WRITTEN INSTRUCTION »
Render every line of the records below as a numbered list, leaving out any blank lines.
--- BEGIN DATA SHOWN ---
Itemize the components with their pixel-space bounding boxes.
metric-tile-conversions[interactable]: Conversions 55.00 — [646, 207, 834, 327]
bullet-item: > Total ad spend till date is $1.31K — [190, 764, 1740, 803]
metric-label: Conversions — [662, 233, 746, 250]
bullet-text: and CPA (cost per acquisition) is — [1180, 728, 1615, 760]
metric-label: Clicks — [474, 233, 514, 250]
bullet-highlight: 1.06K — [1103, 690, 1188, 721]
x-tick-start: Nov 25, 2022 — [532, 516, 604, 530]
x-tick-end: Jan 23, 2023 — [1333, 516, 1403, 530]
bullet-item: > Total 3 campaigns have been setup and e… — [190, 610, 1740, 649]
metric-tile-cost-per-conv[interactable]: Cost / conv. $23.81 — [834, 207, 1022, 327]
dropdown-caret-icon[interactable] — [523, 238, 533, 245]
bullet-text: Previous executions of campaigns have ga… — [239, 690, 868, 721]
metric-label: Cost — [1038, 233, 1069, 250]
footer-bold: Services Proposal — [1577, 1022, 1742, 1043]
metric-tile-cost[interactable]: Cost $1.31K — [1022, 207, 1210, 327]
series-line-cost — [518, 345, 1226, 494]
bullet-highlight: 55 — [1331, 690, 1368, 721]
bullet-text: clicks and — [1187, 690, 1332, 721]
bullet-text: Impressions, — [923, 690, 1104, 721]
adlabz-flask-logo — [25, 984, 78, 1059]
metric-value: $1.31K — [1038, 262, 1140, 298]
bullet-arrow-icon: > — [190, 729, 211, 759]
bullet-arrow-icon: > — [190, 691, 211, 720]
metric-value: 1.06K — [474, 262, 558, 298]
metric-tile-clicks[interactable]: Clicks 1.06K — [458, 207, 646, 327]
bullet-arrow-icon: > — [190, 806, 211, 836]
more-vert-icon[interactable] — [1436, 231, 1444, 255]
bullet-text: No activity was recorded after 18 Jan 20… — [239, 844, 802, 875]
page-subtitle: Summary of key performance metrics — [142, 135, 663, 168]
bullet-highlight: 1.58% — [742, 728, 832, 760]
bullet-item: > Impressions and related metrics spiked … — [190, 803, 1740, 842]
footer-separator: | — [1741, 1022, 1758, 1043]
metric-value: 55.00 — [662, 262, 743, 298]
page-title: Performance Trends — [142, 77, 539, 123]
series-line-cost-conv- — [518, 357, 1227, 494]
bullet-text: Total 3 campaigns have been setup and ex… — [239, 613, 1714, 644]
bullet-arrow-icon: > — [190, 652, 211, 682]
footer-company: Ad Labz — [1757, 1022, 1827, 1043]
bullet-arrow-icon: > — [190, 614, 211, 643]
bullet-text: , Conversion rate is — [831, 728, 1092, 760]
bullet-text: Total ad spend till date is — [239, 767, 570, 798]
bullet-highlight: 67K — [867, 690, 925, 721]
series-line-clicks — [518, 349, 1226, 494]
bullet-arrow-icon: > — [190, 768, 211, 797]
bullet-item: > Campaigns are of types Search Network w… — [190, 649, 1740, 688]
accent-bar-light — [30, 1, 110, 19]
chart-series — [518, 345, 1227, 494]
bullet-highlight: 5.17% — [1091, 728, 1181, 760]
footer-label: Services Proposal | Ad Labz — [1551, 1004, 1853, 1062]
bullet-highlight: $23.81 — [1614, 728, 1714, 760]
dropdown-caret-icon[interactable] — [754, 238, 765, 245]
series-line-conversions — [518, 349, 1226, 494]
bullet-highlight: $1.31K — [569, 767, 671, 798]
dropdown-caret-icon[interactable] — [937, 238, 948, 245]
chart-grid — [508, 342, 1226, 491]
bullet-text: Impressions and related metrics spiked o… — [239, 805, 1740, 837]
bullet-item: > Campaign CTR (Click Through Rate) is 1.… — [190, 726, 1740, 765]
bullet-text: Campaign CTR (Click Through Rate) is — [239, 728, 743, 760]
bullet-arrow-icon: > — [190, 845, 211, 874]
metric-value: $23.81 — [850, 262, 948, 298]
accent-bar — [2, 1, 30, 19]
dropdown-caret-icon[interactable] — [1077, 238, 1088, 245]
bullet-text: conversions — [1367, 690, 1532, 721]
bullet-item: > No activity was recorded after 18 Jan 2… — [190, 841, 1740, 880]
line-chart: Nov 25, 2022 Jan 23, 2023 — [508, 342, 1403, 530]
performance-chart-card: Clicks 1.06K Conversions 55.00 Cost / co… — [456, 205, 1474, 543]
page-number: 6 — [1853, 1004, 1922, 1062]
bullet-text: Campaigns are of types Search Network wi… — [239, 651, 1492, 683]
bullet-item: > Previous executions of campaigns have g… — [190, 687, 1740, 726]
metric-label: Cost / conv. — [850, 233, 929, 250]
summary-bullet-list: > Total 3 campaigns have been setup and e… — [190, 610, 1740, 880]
--- END DATA SHOWN ---
EXERCISE OUTPUT »
1. Itemize the components with their pixel-space bounding boxes.
2. metric-tile-conversions[interactable]: Conversions 55.00 — [646, 207, 834, 327]
3. bullet-item: > Total ad spend till date is $1.31K — [190, 764, 1740, 803]
4. metric-label: Conversions — [662, 233, 746, 250]
5. bullet-text: and CPA (cost per acquisition) is — [1180, 728, 1615, 760]
6. metric-label: Clicks — [474, 233, 514, 250]
7. bullet-highlight: 1.06K — [1103, 690, 1188, 721]
8. x-tick-start: Nov 25, 2022 — [532, 516, 604, 530]
9. x-tick-end: Jan 23, 2023 — [1333, 516, 1403, 530]
10. bullet-item: > Total 3 campaigns have been setup and e… — [190, 610, 1740, 649]
11. metric-tile-cost-per-conv[interactable]: Cost / conv. $23.81 — [834, 207, 1022, 327]
12. dropdown-caret-icon[interactable] — [523, 238, 533, 245]
13. bullet-text: Previous executions of campaigns have ga… — [239, 690, 868, 721]
14. metric-label: Cost — [1038, 233, 1069, 250]
15. footer-bold: Services Proposal — [1577, 1022, 1742, 1043]
16. metric-tile-cost[interactable]: Cost $1.31K — [1022, 207, 1210, 327]
17. series-line-cost — [518, 345, 1226, 494]
18. bullet-highlight: 55 — [1331, 690, 1368, 721]
19. bullet-text: clicks and — [1187, 690, 1332, 721]
20. bullet-text: Impressions, — [923, 690, 1104, 721]
21. adlabz-flask-logo — [25, 984, 78, 1059]
22. metric-value: $1.31K — [1038, 262, 1140, 298]
23. bullet-arrow-icon: > — [190, 729, 211, 759]
24. bullet-arrow-icon: > — [190, 691, 211, 720]
25. metric-value: 1.06K — [474, 262, 558, 298]
26. metric-tile-clicks[interactable]: Clicks 1.06K — [458, 207, 646, 327]
27. bullet-arrow-icon: > — [190, 806, 211, 836]
28. more-vert-icon[interactable] — [1436, 231, 1444, 255]
29. bullet-text: No activity was recorded after 18 Jan 20… — [239, 844, 802, 875]
30. page-subtitle: Summary of key performance metrics — [142, 135, 663, 168]
31. bullet-highlight: 1.58% — [742, 728, 832, 760]
32. bullet-item: > Impressions and related metrics spiked … — [190, 803, 1740, 842]
33. footer-separator: | — [1741, 1022, 1758, 1043]
34. metric-value: 55.00 — [662, 262, 743, 298]
35. page-title: Performance Trends — [142, 77, 539, 123]
36. series-line-cost-conv- — [518, 357, 1227, 494]
37. bullet-text: Total 3 campaigns have been setup and ex… — [239, 613, 1714, 644]
38. bullet-arrow-icon: > — [190, 652, 211, 682]
39. footer-company: Ad Labz — [1757, 1022, 1827, 1043]
40. bullet-arrow-icon: > — [190, 614, 211, 643]
41. bullet-text: , Conversion rate is — [831, 728, 1092, 760]
42. bullet-text: Total ad spend till date is — [239, 767, 570, 798]
43. bullet-highlight: 67K — [867, 690, 925, 721]
44. series-line-clicks — [518, 349, 1226, 494]
45. bullet-arrow-icon: > — [190, 768, 211, 797]
46. bullet-item: > Campaigns are of types Search Network w… — [190, 649, 1740, 688]
47. accent-bar-light — [30, 1, 110, 19]
48. chart-series — [518, 345, 1227, 494]
49. bullet-highlight: 5.17% — [1091, 728, 1181, 760]
50. footer-label: Services Proposal | Ad Labz — [1551, 1004, 1853, 1062]
51. bullet-highlight: $23.81 — [1614, 728, 1714, 760]
52. dropdown-caret-icon[interactable] — [754, 238, 765, 245]
53. series-line-conversions — [518, 349, 1226, 494]
54. bullet-highlight: $1.31K — [569, 767, 671, 798]
55. dropdown-caret-icon[interactable] — [937, 238, 948, 245]
56. chart-grid — [508, 342, 1226, 491]
57. bullet-text: Impressions and related metrics spiked o… — [239, 805, 1740, 837]
58. bullet-item: > Campaign CTR (Click Through Rate) is 1.… — [190, 726, 1740, 765]
59. bullet-text: Campaign CTR (Click Through Rate) is — [239, 728, 743, 760]
60. bullet-arrow-icon: > — [190, 845, 211, 874]
61. metric-value: $23.81 — [850, 262, 948, 298]
62. accent-bar — [2, 1, 30, 19]
63. dropdown-caret-icon[interactable] — [1077, 238, 1088, 245]
64. bullet-text: conversions — [1367, 690, 1532, 721]
65. bullet-item: > No activity was recorded after 18 Jan 2… — [190, 841, 1740, 880]
66. line-chart: Nov 25, 2022 Jan 23, 2023 — [508, 342, 1403, 530]
67. performance-chart-card: Clicks 1.06K Conversions 55.00 Cost / co… — [456, 205, 1474, 543]
68. page-number: 6 — [1853, 1004, 1922, 1062]
69. bullet-text: Campaigns are of types Search Network wi… — [239, 651, 1492, 683]
70. bullet-item: > Previous executions of campaigns have g… — [190, 687, 1740, 726]
71. metric-label: Cost / conv. — [850, 233, 929, 250]
72. summary-bullet-list: > Total 3 campaigns have been setup and e… — [190, 610, 1740, 880]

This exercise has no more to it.